◆ Short problem
Gather all lines in the data that hold the string "this".

(Stored entries)
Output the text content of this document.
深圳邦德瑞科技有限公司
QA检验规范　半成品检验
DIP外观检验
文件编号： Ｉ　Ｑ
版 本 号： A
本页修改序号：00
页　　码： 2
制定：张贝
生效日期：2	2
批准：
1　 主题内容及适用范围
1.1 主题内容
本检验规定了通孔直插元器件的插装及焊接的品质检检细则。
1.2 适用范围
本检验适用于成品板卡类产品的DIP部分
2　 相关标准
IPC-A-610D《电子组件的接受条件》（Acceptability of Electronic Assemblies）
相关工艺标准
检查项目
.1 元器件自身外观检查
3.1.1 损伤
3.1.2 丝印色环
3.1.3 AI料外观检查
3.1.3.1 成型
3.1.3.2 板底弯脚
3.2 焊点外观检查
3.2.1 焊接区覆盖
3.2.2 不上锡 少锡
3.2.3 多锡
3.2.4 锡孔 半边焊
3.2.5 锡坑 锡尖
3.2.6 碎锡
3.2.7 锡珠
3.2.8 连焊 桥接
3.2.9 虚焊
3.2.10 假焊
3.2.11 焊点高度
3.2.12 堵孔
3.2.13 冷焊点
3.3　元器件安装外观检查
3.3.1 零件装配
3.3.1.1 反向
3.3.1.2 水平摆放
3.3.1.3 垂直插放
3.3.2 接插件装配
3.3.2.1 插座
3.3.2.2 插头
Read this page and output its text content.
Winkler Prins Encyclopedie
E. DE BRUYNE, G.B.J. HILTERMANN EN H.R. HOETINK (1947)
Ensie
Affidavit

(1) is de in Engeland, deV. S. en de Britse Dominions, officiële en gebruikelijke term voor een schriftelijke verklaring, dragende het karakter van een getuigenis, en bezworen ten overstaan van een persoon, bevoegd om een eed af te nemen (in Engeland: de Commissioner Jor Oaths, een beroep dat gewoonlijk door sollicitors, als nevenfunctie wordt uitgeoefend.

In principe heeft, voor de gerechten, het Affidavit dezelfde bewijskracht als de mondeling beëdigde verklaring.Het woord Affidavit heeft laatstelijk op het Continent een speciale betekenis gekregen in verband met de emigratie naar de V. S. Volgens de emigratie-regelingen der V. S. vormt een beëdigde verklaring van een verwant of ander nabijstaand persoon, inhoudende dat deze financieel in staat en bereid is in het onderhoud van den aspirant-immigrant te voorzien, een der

◆ Written solution
Output the text content of this document.
Read this page and output its text content.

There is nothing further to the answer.